**THE REQUEST:** Copy every line of the material below without any change, leaving the pictures out.

▼

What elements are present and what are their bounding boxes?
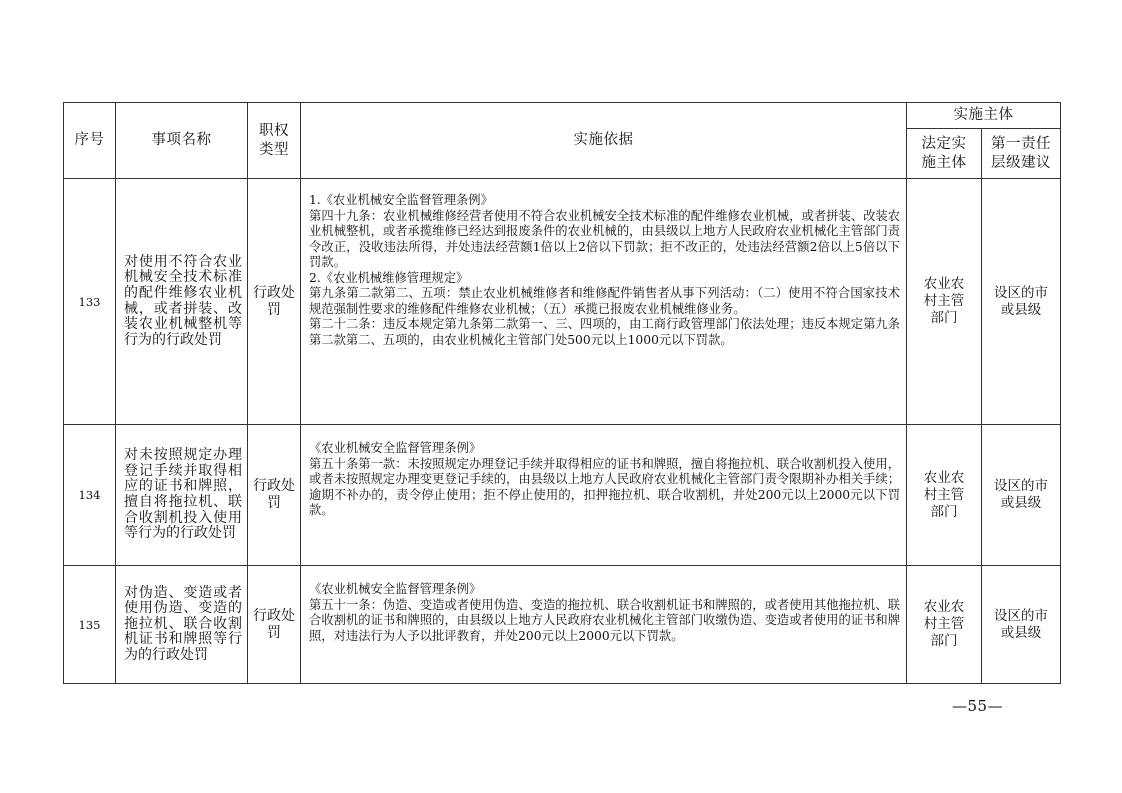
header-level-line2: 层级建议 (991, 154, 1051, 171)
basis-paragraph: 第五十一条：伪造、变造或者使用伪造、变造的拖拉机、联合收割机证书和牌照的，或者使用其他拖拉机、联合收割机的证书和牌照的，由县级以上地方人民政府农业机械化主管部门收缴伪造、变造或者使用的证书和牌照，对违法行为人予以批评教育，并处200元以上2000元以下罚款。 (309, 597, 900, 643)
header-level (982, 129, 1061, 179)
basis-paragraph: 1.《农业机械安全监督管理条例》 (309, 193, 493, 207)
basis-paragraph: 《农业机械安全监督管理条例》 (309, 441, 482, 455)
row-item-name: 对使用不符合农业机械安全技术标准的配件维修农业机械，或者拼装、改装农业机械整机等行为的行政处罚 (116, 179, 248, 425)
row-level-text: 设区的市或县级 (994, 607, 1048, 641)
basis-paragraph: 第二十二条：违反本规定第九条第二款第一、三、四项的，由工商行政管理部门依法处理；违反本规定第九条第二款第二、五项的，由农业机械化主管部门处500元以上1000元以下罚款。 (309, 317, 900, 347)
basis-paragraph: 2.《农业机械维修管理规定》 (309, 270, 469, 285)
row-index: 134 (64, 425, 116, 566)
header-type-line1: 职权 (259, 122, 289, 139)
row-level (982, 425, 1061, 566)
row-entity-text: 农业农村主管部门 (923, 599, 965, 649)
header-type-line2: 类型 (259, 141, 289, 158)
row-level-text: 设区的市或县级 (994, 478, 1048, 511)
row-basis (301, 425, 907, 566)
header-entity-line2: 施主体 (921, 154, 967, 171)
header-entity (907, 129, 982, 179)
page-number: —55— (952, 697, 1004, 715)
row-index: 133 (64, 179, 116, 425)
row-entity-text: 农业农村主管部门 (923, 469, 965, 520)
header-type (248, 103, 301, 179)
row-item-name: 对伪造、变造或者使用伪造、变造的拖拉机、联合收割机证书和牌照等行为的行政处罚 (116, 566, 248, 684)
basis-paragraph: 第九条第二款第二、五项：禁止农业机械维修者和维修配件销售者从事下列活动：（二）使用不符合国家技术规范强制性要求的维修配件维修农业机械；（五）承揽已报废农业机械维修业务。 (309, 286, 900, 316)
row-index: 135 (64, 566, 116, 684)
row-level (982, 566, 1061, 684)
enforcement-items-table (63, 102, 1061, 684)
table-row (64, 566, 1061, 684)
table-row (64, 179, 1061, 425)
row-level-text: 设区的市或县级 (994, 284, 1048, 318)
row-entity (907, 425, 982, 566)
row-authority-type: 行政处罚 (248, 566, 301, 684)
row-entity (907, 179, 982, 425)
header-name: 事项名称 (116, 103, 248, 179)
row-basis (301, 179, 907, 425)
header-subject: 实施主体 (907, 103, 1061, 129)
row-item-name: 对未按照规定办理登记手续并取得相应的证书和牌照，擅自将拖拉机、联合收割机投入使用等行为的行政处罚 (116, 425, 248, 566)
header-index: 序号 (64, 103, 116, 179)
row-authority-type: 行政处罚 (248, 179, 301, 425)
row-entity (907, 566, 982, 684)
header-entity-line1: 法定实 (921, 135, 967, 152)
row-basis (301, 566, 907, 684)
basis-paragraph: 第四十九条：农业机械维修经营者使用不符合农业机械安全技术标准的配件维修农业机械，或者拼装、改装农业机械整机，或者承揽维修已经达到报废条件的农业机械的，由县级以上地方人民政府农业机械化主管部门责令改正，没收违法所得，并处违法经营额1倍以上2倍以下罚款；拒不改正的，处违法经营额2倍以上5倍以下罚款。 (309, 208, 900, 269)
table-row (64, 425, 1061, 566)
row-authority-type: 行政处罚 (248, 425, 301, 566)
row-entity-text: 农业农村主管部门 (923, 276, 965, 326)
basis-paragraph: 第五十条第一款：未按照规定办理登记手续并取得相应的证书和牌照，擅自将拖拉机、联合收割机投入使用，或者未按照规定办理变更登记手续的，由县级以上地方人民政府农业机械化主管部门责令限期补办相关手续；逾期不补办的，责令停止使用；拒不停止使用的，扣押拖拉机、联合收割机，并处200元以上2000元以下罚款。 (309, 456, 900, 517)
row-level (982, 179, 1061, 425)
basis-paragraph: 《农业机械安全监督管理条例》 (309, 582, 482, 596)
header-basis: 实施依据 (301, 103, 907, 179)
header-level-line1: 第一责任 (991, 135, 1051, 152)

▲

**TASK ANSWER:**
What elements are present and what are their bounding boxes?
header-level-line2: 层级建议 (991, 154, 1051, 171)
basis-paragraph: 第五十一条：伪造、变造或者使用伪造、变造的拖拉机、联合收割机证书和牌照的，或者使用其他拖拉机、联合收割机的证书和牌照的，由县级以上地方人民政府农业机械化主管部门收缴伪造、变造或者使用的证书和牌照，对违法行为人予以批评教育，并处200元以上2000元以下罚款。 (309, 597, 900, 643)
header-level (982, 129, 1061, 179)
basis-paragraph: 1.《农业机械安全监督管理条例》 (309, 193, 493, 207)
basis-paragraph: 《农业机械安全监督管理条例》 (309, 441, 482, 455)
row-item-name: 对使用不符合农业机械安全技术标准的配件维修农业机械，或者拼装、改装农业机械整机等行为的行政处罚 (116, 179, 248, 425)
row-level-text: 设区的市或县级 (994, 607, 1048, 641)
basis-paragraph: 第二十二条：违反本规定第九条第二款第一、三、四项的，由工商行政管理部门依法处理；违反本规定第九条第二款第二、五项的，由农业机械化主管部门处500元以上1000元以下罚款。 (309, 317, 900, 347)
basis-paragraph: 2.《农业机械维修管理规定》 (309, 270, 469, 285)
row-index: 134 (64, 425, 116, 566)
header-type-line1: 职权 (259, 122, 289, 139)
row-level (982, 425, 1061, 566)
row-entity-text: 农业农村主管部门 (923, 599, 965, 649)
header-type-line2: 类型 (259, 141, 289, 158)
row-level-text: 设区的市或县级 (994, 478, 1048, 511)
row-basis (301, 425, 907, 566)
header-entity-line2: 施主体 (921, 154, 967, 171)
header-entity (907, 129, 982, 179)
page-number: —55— (952, 697, 1004, 715)
row-index: 133 (64, 179, 116, 425)
row-entity-text: 农业农村主管部门 (923, 469, 965, 520)
header-type (248, 103, 301, 179)
row-item-name: 对伪造、变造或者使用伪造、变造的拖拉机、联合收割机证书和牌照等行为的行政处罚 (116, 566, 248, 684)
basis-paragraph: 第九条第二款第二、五项：禁止农业机械维修者和维修配件销售者从事下列活动：（二）使用不符合国家技术规范强制性要求的维修配件维修农业机械；（五）承揽已报废农业机械维修业务。 (309, 286, 900, 316)
row-index: 135 (64, 566, 116, 684)
row-level (982, 566, 1061, 684)
enforcement-items-table (63, 102, 1061, 684)
table-row (64, 566, 1061, 684)
table-row (64, 179, 1061, 425)
row-level-text: 设区的市或县级 (994, 284, 1048, 318)
row-entity (907, 425, 982, 566)
row-authority-type: 行政处罚 (248, 566, 301, 684)
row-entity (907, 179, 982, 425)
header-name: 事项名称 (116, 103, 248, 179)
row-basis (301, 179, 907, 425)
header-subject: 实施主体 (907, 103, 1061, 129)
row-item-name: 对未按照规定办理登记手续并取得相应的证书和牌照，擅自将拖拉机、联合收割机投入使用等行为的行政处罚 (116, 425, 248, 566)
header-index: 序号 (64, 103, 116, 179)
row-authority-type: 行政处罚 (248, 179, 301, 425)
row-entity (907, 566, 982, 684)
header-entity-line1: 法定实 (921, 135, 967, 152)
row-basis (301, 566, 907, 684)
basis-paragraph: 第四十九条：农业机械维修经营者使用不符合农业机械安全技术标准的配件维修农业机械，或者拼装、改装农业机械整机，或者承揽维修已经达到报废条件的农业机械的，由县级以上地方人民政府农业机械化主管部门责令改正，没收违法所得，并处违法经营额1倍以上2倍以下罚款；拒不改正的，处违法经营额2倍以上5倍以下罚款。 (309, 208, 900, 269)
table-row (64, 425, 1061, 566)
row-authority-type: 行政处罚 (248, 425, 301, 566)
row-entity-text: 农业农村主管部门 (923, 276, 965, 326)
basis-paragraph: 第五十条第一款：未按照规定办理登记手续并取得相应的证书和牌照，擅自将拖拉机、联合收割机投入使用，或者未按照规定办理变更登记手续的，由县级以上地方人民政府农业机械化主管部门责令限期补办相关手续；逾期不补办的，责令停止使用；拒不停止使用的，扣押拖拉机、联合收割机，并处200元以上2000元以下罚款。 (309, 456, 900, 517)
row-level (982, 179, 1061, 425)
basis-paragraph: 《农业机械安全监督管理条例》 (309, 582, 482, 596)
header-basis: 实施依据 (301, 103, 907, 179)
header-level-line1: 第一责任 (991, 135, 1051, 152)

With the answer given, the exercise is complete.